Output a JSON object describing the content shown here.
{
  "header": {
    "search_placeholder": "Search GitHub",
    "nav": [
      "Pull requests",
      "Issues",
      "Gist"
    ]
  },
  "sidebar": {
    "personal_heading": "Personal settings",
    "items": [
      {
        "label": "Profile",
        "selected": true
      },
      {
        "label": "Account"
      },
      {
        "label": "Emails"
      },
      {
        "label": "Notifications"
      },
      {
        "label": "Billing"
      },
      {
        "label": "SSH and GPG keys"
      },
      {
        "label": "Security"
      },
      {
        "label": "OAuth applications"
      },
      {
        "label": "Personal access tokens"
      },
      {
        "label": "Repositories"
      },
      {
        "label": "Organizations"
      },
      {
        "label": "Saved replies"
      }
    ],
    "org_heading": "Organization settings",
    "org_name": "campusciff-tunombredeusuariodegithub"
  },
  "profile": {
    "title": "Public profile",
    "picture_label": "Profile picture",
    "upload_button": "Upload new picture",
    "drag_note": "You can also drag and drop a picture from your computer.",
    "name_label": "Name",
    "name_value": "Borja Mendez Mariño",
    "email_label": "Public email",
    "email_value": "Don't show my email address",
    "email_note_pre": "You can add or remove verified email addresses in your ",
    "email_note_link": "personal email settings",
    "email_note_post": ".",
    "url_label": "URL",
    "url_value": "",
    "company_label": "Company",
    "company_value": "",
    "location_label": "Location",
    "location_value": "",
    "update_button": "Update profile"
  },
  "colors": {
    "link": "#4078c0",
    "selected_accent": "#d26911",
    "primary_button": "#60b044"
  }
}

■ What you need to do
Reproduce the material in full, with no word added or dropped.

■ Written answer
Output a JSON object describing the content shown here.
{
  "header": {
    "search_placeholder": "Search GitHub",
    "nav": [
      "Pull requests",
      "Issues",
      "Gist"
    ]
  },
  "sidebar": {
    "personal_heading": "Personal settings",
    "items": [
      {
        "label": "Profile",
        "selected": true
      },
      {
        "label": "Account"
      },
      {
        "label": "Emails"
      },
      {
        "label": "Notifications"
      },
      {
        "label": "Billing"
      },
      {
        "label": "SSH and GPG keys"
      },
      {
        "label": "Security"
      },
      {
        "label": "OAuth applications"
      },
      {
        "label": "Personal access tokens"
      },
      {
        "label": "Repositories"
      },
      {
        "label": "Organizations"
      },
      {
        "label": "Saved replies"
      }
    ],
    "org_heading": "Organization settings",
    "org_name": "campusciff-tunombredeusuariodegithub"
  },
  "profile": {
    "title": "Public profile",
    "picture_label": "Profile picture",
    "upload_button": "Upload new picture",
    "drag_note": "You can also drag and drop a picture from your computer.",
    "name_label": "Name",
    "name_value": "Borja Mendez Mariño",
    "email_label": "Public email",
    "email_value": "Don't show my email address",
    "email_note_pre": "You can add or remove verified email addresses in your ",
    "email_note_link": "personal email settings",
    "email_note_post": ".",
    "url_label": "URL",
    "url_value": "",
    "company_label": "Company",
    "company_value": "",
    "location_label": "Location",
    "location_value": "",
    "update_button": "Update profile"
  },
  "colors": {
    "link": "#4078c0",
    "selected_accent": "#d26911",
    "primary_button": "#60b044"
  }
}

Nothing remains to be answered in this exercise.